** START OF Given data **
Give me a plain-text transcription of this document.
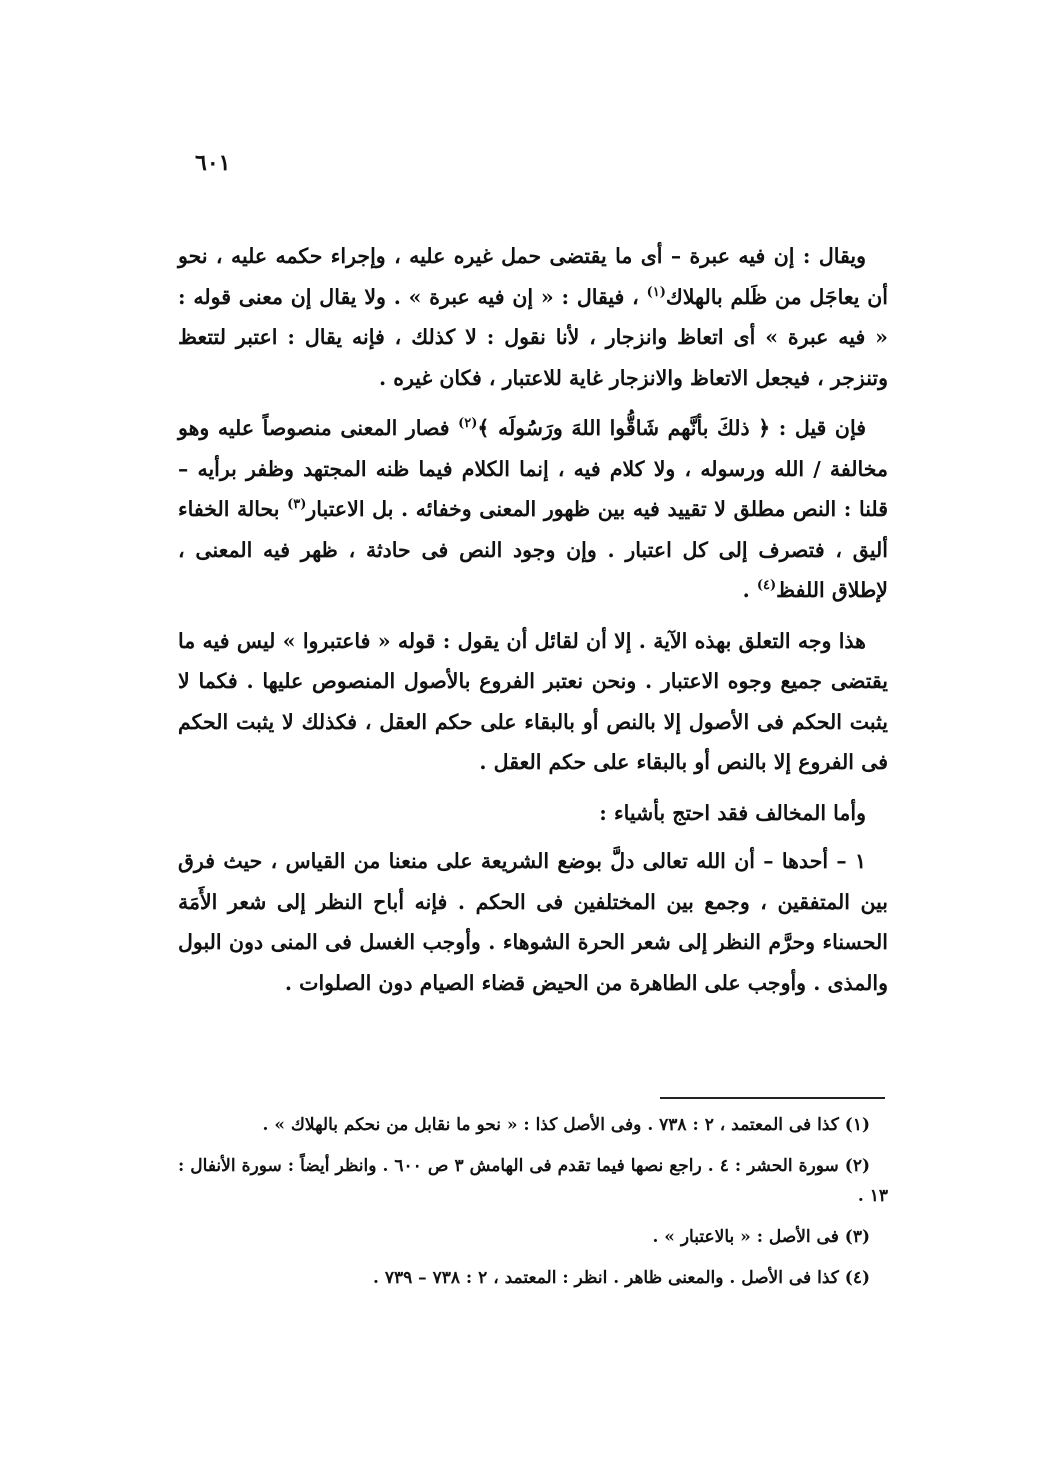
٦٠١

ويقال : إن فيه عبرة – أى ما يقتضى حمل غيره عليه ، وإجراء حكمه عليه ، نحو أن يعاجَل من ظَلم بالهلاك$^{(١)}$ ، فيقال : « إن فيه عبرة » . ولا يقال إن معنى قوله : « فيه عبرة » أى اتعاظ وانزجار ، لأنا نقول : لا كذلك ، فإنه يقال : اعتبر لتتعظ وتنزجر ، فيجعل الاتعاظ والانزجار غاية للاعتبار ، فكان غيره .

فإن قيل : ﴿ ذلكَ بأنَّهم شَاقُّوا اللهَ ورَسُولَه ﴾$^{(٢)}$ فصار المعنى منصوصاً عليه وهو مخالفة / الله ورسوله ، ولا كلام فيه ، إنما الكلام فيما ظنه المجتهد وظفر برأيه – قلنا : النص مطلق لا تقييد فيه بين ظهور المعنى وخفائه . بل الاعتبار$^{(٣)}$ بحالة الخفاء أليق ، فتصرف إلى كل اعتبار . وإن وجود النص فى حادثة ، ظهر فيه المعنى ، لإطلاق اللفظ$^{(٤)}$ .

هذا وجه التعلق بهذه الآية . إلا أن لقائل أن يقول : قوله « فاعتبروا » ليس فيه ما يقتضى جميع وجوه الاعتبار . ونحن نعتبر الفروع بالأصول المنصوص عليها . فكما لا يثبت الحكم فى الأصول إلا بالنص أو بالبقاء على حكم العقل ، فكذلك لا يثبت الحكم فى الفروع إلا بالنص أو بالبقاء على حكم العقل .

وأما المخالف فقد احتج بأشياء :

١ – أحدها – أن الله تعالى دلَّ بوضع الشريعة على منعنا من القياس ، حيث فرق بين المتفقين ، وجمع بين المختلفين فى الحكم . فإنه أباح النظر إلى شعر الأَمَة الحسناء وحرَّم النظر إلى شعر الحرة الشوهاء . وأوجب الغسل فى المنى دون البول والمذى . وأوجب على الطاهرة من الحيض قضاء الصيام دون الصلوات .

(١) كذا فى المعتمد ، ٢ : ٧٣٨ . وفى الأصل كذا : « نحو ما نقابل من نحكم بالهلاك » .

(٢) سورة الحشر : ٤ . راجع نصها فيما تقدم فى الهامش ٣ ص ٦٠٠ . وانظر أيضاً : سورة الأنفال : ١٣ .

(٣) فى الأصل : « بالاعتبار » .

(٤) كذا فى الأصل . والمعنى ظاهر . انظر : المعتمد ، ٢ : ٧٣٨ – ٧٣٩ .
** END OF Given data **
Take every line above carrying "المعتمد" and return it.

Output of the task ::
(١) كذا فى المعتمد ، ٢ : ٧٣٨ . وفى الأصل كذا : « نحو ما نقابل من نحكم بالهلاك » .
(٤) كذا فى الأصل . والمعنى ظاهر . انظر : المعتمد ، ٢ : ٧٣٨ – ٧٣٩ .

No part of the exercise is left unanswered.